#### Task data

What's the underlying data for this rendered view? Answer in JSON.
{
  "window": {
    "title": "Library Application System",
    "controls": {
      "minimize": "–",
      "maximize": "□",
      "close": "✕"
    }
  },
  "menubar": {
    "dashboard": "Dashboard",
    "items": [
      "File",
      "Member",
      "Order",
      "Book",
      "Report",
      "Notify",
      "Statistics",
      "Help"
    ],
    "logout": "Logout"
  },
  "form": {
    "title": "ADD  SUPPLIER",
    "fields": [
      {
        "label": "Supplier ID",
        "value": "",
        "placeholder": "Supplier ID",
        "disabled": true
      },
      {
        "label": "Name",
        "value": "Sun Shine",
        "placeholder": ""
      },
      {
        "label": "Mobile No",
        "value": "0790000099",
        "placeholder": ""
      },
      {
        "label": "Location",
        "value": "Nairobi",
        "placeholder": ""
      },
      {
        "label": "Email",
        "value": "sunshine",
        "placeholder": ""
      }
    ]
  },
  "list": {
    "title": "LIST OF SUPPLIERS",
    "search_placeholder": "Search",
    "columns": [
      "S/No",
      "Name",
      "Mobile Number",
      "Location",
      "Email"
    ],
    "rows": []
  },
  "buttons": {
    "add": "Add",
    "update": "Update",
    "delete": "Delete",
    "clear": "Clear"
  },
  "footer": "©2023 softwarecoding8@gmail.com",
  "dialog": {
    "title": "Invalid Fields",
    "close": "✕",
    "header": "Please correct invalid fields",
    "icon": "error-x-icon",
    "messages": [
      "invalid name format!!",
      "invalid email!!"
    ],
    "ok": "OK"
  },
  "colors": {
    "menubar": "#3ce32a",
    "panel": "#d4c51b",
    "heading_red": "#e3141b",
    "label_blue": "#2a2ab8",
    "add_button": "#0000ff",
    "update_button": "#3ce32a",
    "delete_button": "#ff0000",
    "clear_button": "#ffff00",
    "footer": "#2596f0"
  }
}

########

* [Written task] Extract each line of the material exactly as it stands.

* [Result]
What's the underlying data for this rendered view? Answer in JSON.
{
  "window": {
    "title": "Library Application System",
    "controls": {
      "minimize": "–",
      "maximize": "□",
      "close": "✕"
    }
  },
  "menubar": {
    "dashboard": "Dashboard",
    "items": [
      "File",
      "Member",
      "Order",
      "Book",
      "Report",
      "Notify",
      "Statistics",
      "Help"
    ],
    "logout": "Logout"
  },
  "form": {
    "title": "ADD  SUPPLIER",
    "fields": [
      {
        "label": "Supplier ID",
        "value": "",
        "placeholder": "Supplier ID",
        "disabled": true
      },
      {
        "label": "Name",
        "value": "Sun Shine",
        "placeholder": ""
      },
      {
        "label": "Mobile No",
        "value": "0790000099",
        "placeholder": ""
      },
      {
        "label": "Location",
        "value": "Nairobi",
        "placeholder": ""
      },
      {
        "label": "Email",
        "value": "sunshine",
        "placeholder": ""
      }
    ]
  },
  "list": {
    "title": "LIST OF SUPPLIERS",
    "search_placeholder": "Search",
    "columns": [
      "S/No",
      "Name",
      "Mobile Number",
      "Location",
      "Email"
    ],
    "rows": []
  },
  "buttons": {
    "add": "Add",
    "update": "Update",
    "delete": "Delete",
    "clear": "Clear"
  },
  "footer": "©2023 softwarecoding8@gmail.com",
  "dialog": {
    "title": "Invalid Fields",
    "close": "✕",
    "header": "Please correct invalid fields",
    "icon": "error-x-icon",
    "messages": [
      "invalid name format!!",
      "invalid email!!"
    ],
    "ok": "OK"
  },
  "colors": {
    "menubar": "#3ce32a",
    "panel": "#d4c51b",
    "heading_red": "#e3141b",
    "label_blue": "#2a2ab8",
    "add_button": "#0000ff",
    "update_button": "#3ce32a",
    "delete_button": "#ff0000",
    "clear_button": "#ffff00",
    "footer": "#2596f0"
  }
}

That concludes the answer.